+++ RECORDED DATA +++
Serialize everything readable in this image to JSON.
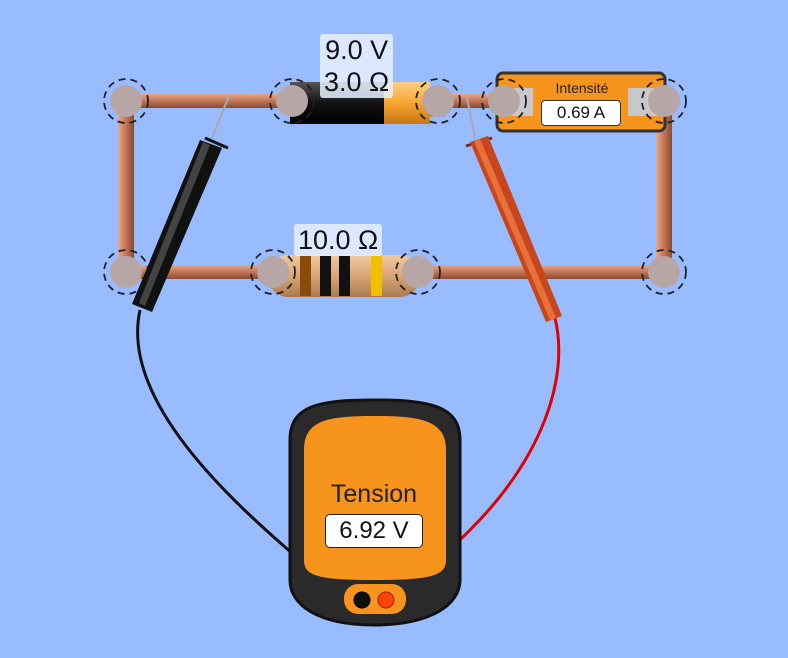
{
  "battery": {
    "voltage_label": "9.0 V",
    "resistance_label": "3.0 Ω"
  },
  "resistor": {
    "label": "10.0 Ω"
  },
  "ammeter": {
    "title": "Intensité",
    "reading": "0.69 A"
  },
  "voltmeter": {
    "title": "Tension",
    "reading": "6.92 V"
  },
  "colors": {
    "background": "#99bbff",
    "wire": "#c87a5a",
    "meter_body": "#f7941d",
    "black_probe": "#111111",
    "red_probe": "#c8461c",
    "red_cable": "#e00000"
  }
}
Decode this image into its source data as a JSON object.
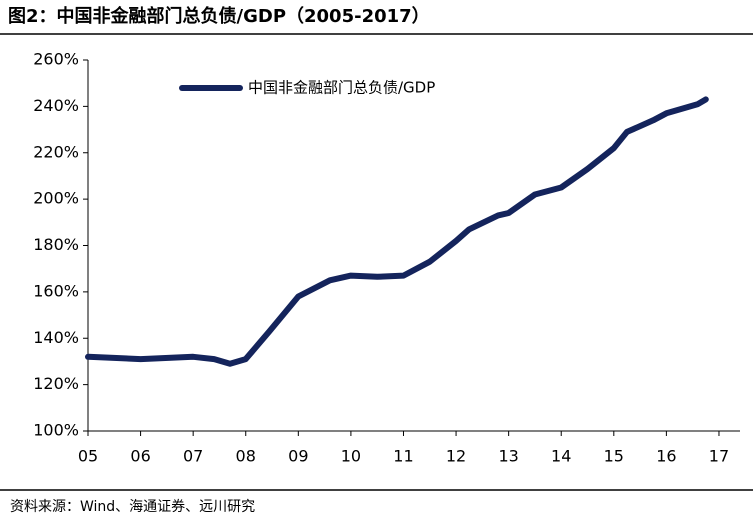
{
  "chart_data": {
    "type": "line",
    "title": "图2：中国非金融部门总负债/GDP（2005-2017）",
    "source": "资料来源：Wind、海通证券、远川研究",
    "x": [
      2005,
      2006,
      2007,
      2007.4,
      2007.7,
      2008,
      2008.45,
      2009,
      2009.6,
      2010,
      2010.5,
      2011,
      2011.5,
      2012,
      2012.25,
      2012.8,
      2013,
      2013.5,
      2014,
      2014.5,
      2015,
      2015.25,
      2015.75,
      2016,
      2016.6,
      2016.75
    ],
    "series": [
      {
        "name": "中国非金融部门总负债/GDP",
        "color": "#14245c",
        "values": [
          132,
          131,
          132,
          131,
          129,
          131,
          143,
          158,
          165,
          167,
          166.5,
          167,
          173,
          182,
          187,
          193,
          194,
          202,
          205,
          213,
          222,
          229,
          234,
          237,
          241,
          243
        ]
      }
    ],
    "xlim": [
      2005,
      2017.4
    ],
    "xticks": [
      {
        "value": 2005,
        "label": "05"
      },
      {
        "value": 2006,
        "label": "06"
      },
      {
        "value": 2007,
        "label": "07"
      },
      {
        "value": 2008,
        "label": "08"
      },
      {
        "value": 2009,
        "label": "09"
      },
      {
        "value": 2010,
        "label": "10"
      },
      {
        "value": 2011,
        "label": "11"
      },
      {
        "value": 2012,
        "label": "12"
      },
      {
        "value": 2013,
        "label": "13"
      },
      {
        "value": 2014,
        "label": "14"
      },
      {
        "value": 2015,
        "label": "15"
      },
      {
        "value": 2016,
        "label": "16"
      },
      {
        "value": 2017,
        "label": "17"
      }
    ],
    "ylim": [
      100,
      260
    ],
    "yticks": [
      {
        "value": 100,
        "label": "100%"
      },
      {
        "value": 120,
        "label": "120%"
      },
      {
        "value": 140,
        "label": "140%"
      },
      {
        "value": 160,
        "label": "160%"
      },
      {
        "value": 180,
        "label": "180%"
      },
      {
        "value": 200,
        "label": "200%"
      },
      {
        "value": 220,
        "label": "220%"
      },
      {
        "value": 240,
        "label": "240%"
      },
      {
        "value": 260,
        "label": "260%"
      }
    ],
    "grid": false
  }
}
+++
Pick out and copy the lines of the entries that hold the string "title".

    "title": "Intensité",
    "title": "Tension",
    "title": "图2：中国非金融部门总负债/GDP（2005-2017）",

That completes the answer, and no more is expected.